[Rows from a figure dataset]
┏━━

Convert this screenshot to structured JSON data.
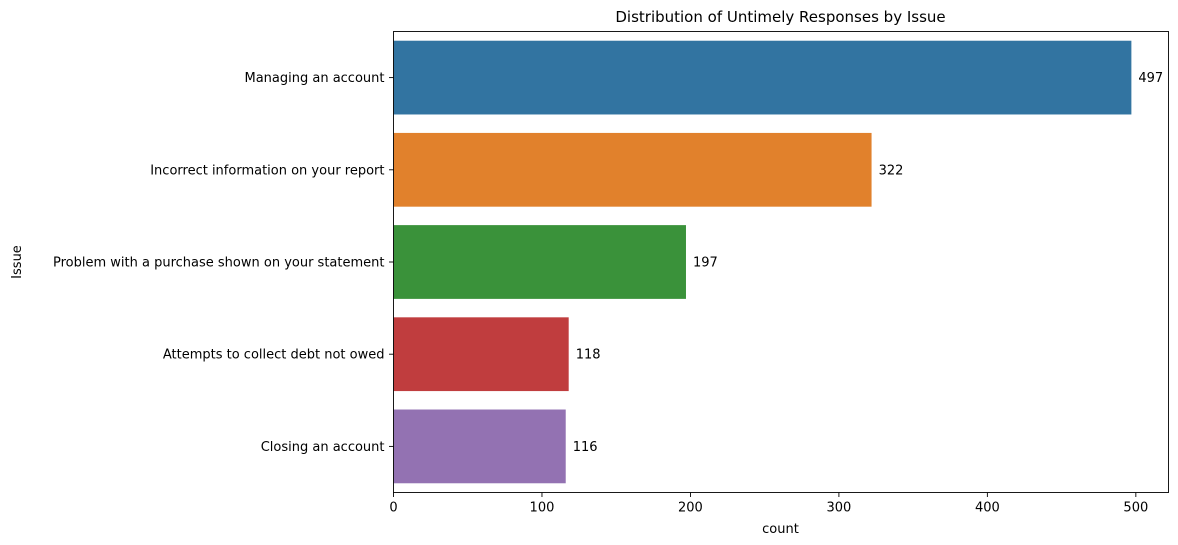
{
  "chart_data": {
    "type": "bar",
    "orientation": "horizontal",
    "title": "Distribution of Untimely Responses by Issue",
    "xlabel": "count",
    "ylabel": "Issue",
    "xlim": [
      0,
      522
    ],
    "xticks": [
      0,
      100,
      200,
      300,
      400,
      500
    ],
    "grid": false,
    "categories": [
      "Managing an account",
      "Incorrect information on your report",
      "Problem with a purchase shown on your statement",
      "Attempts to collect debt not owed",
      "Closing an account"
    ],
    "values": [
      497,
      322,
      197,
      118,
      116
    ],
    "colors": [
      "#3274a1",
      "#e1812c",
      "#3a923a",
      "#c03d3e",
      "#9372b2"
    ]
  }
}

┗━━
┏━━

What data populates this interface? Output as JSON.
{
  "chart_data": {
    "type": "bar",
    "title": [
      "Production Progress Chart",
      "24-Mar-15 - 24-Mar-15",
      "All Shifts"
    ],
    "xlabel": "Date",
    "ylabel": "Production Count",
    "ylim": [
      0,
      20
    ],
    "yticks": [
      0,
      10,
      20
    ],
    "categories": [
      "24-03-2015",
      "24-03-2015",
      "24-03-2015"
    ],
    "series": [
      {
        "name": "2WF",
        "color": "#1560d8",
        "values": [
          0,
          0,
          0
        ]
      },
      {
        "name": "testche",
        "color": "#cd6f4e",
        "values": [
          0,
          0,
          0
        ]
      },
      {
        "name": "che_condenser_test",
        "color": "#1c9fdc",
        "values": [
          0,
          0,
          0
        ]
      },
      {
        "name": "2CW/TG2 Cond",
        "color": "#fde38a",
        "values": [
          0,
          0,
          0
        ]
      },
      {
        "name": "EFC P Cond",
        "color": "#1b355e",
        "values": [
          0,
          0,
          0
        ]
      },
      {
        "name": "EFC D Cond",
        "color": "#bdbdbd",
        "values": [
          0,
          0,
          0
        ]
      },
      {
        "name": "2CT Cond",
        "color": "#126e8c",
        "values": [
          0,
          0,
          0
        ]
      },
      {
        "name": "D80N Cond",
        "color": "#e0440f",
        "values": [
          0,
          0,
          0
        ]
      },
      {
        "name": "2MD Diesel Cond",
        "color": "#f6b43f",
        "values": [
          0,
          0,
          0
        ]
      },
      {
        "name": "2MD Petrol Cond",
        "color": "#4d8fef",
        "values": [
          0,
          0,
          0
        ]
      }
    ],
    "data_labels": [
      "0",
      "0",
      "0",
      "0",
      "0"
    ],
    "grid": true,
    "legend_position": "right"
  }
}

┗━━

* JOB
Pick out each line containing the string "account" and copy it.

* EXERCISE RESPONSE
      "Managing an account",
      "Closing an account"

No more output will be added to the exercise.